(Records from a collection)
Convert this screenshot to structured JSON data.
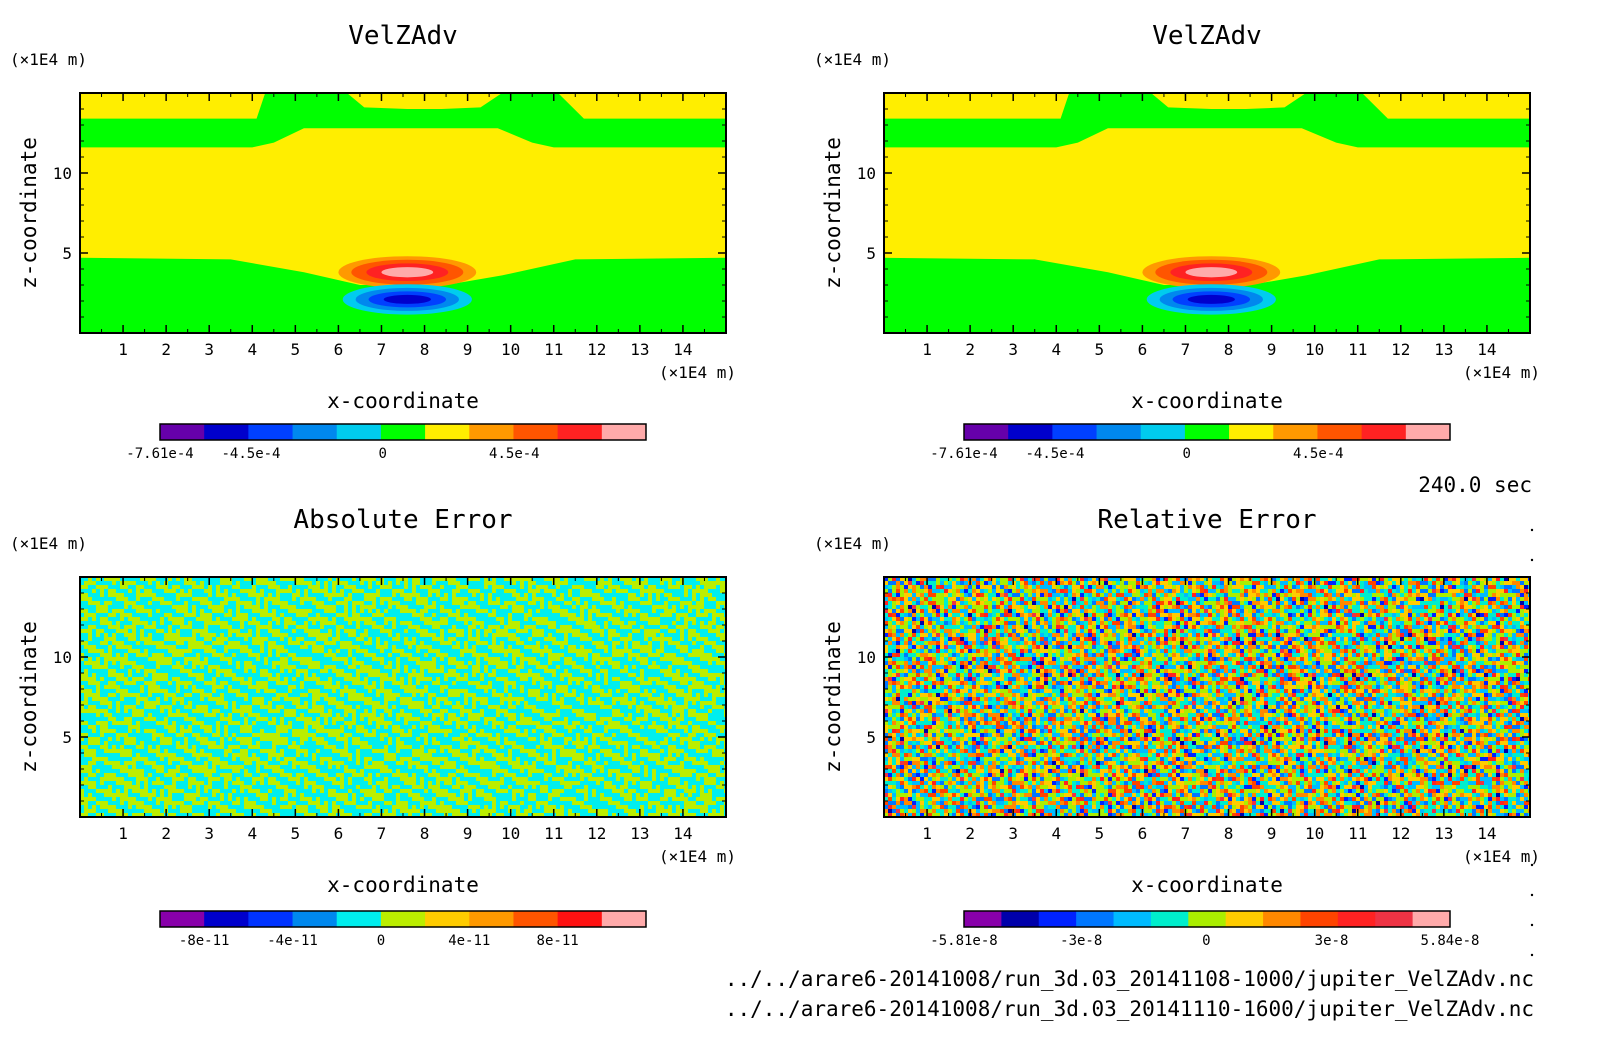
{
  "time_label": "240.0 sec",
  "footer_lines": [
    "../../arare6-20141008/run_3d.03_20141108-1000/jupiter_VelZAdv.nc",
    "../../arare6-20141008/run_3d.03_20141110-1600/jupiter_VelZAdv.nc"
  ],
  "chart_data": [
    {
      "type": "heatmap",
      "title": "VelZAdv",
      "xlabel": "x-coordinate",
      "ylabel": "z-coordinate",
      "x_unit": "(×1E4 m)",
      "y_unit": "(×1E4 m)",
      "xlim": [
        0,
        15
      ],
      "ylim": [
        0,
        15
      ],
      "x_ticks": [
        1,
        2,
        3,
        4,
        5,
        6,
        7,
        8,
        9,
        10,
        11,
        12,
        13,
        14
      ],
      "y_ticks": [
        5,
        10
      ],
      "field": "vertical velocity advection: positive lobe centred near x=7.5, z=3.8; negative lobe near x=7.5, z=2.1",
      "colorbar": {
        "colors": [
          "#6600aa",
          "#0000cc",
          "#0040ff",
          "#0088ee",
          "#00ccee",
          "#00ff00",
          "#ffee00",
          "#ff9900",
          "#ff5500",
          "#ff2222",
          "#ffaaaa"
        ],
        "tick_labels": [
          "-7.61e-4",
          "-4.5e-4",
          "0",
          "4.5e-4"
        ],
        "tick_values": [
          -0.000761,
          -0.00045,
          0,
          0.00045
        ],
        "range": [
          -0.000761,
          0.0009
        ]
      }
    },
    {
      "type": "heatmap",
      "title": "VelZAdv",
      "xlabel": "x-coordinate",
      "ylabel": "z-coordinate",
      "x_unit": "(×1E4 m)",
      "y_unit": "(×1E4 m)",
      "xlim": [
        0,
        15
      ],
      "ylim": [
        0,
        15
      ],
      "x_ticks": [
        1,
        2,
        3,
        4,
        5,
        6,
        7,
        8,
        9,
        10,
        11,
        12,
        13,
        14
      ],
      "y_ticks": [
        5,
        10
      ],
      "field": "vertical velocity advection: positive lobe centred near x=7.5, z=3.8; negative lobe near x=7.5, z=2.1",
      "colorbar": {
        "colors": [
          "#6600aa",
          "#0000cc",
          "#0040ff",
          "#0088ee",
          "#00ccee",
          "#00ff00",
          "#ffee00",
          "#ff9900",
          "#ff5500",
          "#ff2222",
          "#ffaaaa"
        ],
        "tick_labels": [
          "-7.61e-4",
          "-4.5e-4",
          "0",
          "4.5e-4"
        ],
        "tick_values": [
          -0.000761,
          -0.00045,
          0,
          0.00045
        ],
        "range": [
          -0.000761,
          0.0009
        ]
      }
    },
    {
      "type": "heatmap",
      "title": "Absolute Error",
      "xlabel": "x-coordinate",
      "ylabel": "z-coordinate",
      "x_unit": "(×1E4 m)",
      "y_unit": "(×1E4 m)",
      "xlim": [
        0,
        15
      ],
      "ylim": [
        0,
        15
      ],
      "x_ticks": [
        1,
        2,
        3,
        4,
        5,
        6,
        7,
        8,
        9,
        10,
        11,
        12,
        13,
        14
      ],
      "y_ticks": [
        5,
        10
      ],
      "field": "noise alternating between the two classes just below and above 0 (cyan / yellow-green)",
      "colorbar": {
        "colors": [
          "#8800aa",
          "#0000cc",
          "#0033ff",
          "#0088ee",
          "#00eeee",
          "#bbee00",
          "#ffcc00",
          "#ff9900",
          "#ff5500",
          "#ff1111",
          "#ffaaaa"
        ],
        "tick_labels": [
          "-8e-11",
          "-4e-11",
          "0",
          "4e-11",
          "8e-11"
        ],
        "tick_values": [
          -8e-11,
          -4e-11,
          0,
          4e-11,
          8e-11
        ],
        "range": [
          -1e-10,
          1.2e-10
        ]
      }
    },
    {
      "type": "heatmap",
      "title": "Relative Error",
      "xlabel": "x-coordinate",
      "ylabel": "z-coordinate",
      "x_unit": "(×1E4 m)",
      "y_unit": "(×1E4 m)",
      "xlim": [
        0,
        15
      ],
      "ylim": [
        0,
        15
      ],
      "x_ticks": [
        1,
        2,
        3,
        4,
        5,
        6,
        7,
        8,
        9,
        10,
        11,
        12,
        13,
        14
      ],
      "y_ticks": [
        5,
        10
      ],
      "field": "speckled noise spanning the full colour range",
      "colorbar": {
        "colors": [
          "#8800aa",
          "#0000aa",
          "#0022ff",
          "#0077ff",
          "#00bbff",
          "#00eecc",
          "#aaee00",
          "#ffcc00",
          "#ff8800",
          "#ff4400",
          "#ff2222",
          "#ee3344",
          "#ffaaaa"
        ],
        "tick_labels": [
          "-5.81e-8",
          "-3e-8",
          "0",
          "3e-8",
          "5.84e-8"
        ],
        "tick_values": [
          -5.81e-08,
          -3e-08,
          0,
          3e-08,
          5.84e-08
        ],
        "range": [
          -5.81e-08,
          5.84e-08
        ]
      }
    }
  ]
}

Written request —
The records above must be transcribed exactly. Pictures are left out of the copy.

The reply —
Convert this screenshot to structured JSON data.
{
  "time_label": "240.0 sec",
  "footer_lines": [
    "../../arare6-20141008/run_3d.03_20141108-1000/jupiter_VelZAdv.nc",
    "../../arare6-20141008/run_3d.03_20141110-1600/jupiter_VelZAdv.nc"
  ],
  "chart_data": [
    {
      "type": "heatmap",
      "title": "VelZAdv",
      "xlabel": "x-coordinate",
      "ylabel": "z-coordinate",
      "x_unit": "(×1E4 m)",
      "y_unit": "(×1E4 m)",
      "xlim": [
        0,
        15
      ],
      "ylim": [
        0,
        15
      ],
      "x_ticks": [
        1,
        2,
        3,
        4,
        5,
        6,
        7,
        8,
        9,
        10,
        11,
        12,
        13,
        14
      ],
      "y_ticks": [
        5,
        10
      ],
      "field": "vertical velocity advection: positive lobe centred near x=7.5, z=3.8; negative lobe near x=7.5, z=2.1",
      "colorbar": {
        "colors": [
          "#6600aa",
          "#0000cc",
          "#0040ff",
          "#0088ee",
          "#00ccee",
          "#00ff00",
          "#ffee00",
          "#ff9900",
          "#ff5500",
          "#ff2222",
          "#ffaaaa"
        ],
        "tick_labels": [
          "-7.61e-4",
          "-4.5e-4",
          "0",
          "4.5e-4"
        ],
        "tick_values": [
          -0.000761,
          -0.00045,
          0,
          0.00045
        ],
        "range": [
          -0.000761,
          0.0009
        ]
      }
    },
    {
      "type": "heatmap",
      "title": "VelZAdv",
      "xlabel": "x-coordinate",
      "ylabel": "z-coordinate",
      "x_unit": "(×1E4 m)",
      "y_unit": "(×1E4 m)",
      "xlim": [
        0,
        15
      ],
      "ylim": [
        0,
        15
      ],
      "x_ticks": [
        1,
        2,
        3,
        4,
        5,
        6,
        7,
        8,
        9,
        10,
        11,
        12,
        13,
        14
      ],
      "y_ticks": [
        5,
        10
      ],
      "field": "vertical velocity advection: positive lobe centred near x=7.5, z=3.8; negative lobe near x=7.5, z=2.1",
      "colorbar": {
        "colors": [
          "#6600aa",
          "#0000cc",
          "#0040ff",
          "#0088ee",
          "#00ccee",
          "#00ff00",
          "#ffee00",
          "#ff9900",
          "#ff5500",
          "#ff2222",
          "#ffaaaa"
        ],
        "tick_labels": [
          "-7.61e-4",
          "-4.5e-4",
          "0",
          "4.5e-4"
        ],
        "tick_values": [
          -0.000761,
          -0.00045,
          0,
          0.00045
        ],
        "range": [
          -0.000761,
          0.0009
        ]
      }
    },
    {
      "type": "heatmap",
      "title": "Absolute Error",
      "xlabel": "x-coordinate",
      "ylabel": "z-coordinate",
      "x_unit": "(×1E4 m)",
      "y_unit": "(×1E4 m)",
      "xlim": [
        0,
        15
      ],
      "ylim": [
        0,
        15
      ],
      "x_ticks": [
        1,
        2,
        3,
        4,
        5,
        6,
        7,
        8,
        9,
        10,
        11,
        12,
        13,
        14
      ],
      "y_ticks": [
        5,
        10
      ],
      "field": "noise alternating between the two classes just below and above 0 (cyan / yellow-green)",
      "colorbar": {
        "colors": [
          "#8800aa",
          "#0000cc",
          "#0033ff",
          "#0088ee",
          "#00eeee",
          "#bbee00",
          "#ffcc00",
          "#ff9900",
          "#ff5500",
          "#ff1111",
          "#ffaaaa"
        ],
        "tick_labels": [
          "-8e-11",
          "-4e-11",
          "0",
          "4e-11",
          "8e-11"
        ],
        "tick_values": [
          -8e-11,
          -4e-11,
          0,
          4e-11,
          8e-11
        ],
        "range": [
          -1e-10,
          1.2e-10
        ]
      }
    },
    {
      "type": "heatmap",
      "title": "Relative Error",
      "xlabel": "x-coordinate",
      "ylabel": "z-coordinate",
      "x_unit": "(×1E4 m)",
      "y_unit": "(×1E4 m)",
      "xlim": [
        0,
        15
      ],
      "ylim": [
        0,
        15
      ],
      "x_ticks": [
        1,
        2,
        3,
        4,
        5,
        6,
        7,
        8,
        9,
        10,
        11,
        12,
        13,
        14
      ],
      "y_ticks": [
        5,
        10
      ],
      "field": "speckled noise spanning the full colour range",
      "colorbar": {
        "colors": [
          "#8800aa",
          "#0000aa",
          "#0022ff",
          "#0077ff",
          "#00bbff",
          "#00eecc",
          "#aaee00",
          "#ffcc00",
          "#ff8800",
          "#ff4400",
          "#ff2222",
          "#ee3344",
          "#ffaaaa"
        ],
        "tick_labels": [
          "-5.81e-8",
          "-3e-8",
          "0",
          "3e-8",
          "5.84e-8"
        ],
        "tick_values": [
          -5.81e-08,
          -3e-08,
          0,
          3e-08,
          5.84e-08
        ],
        "range": [
          -5.81e-08,
          5.84e-08
        ]
      }
    }
  ]
}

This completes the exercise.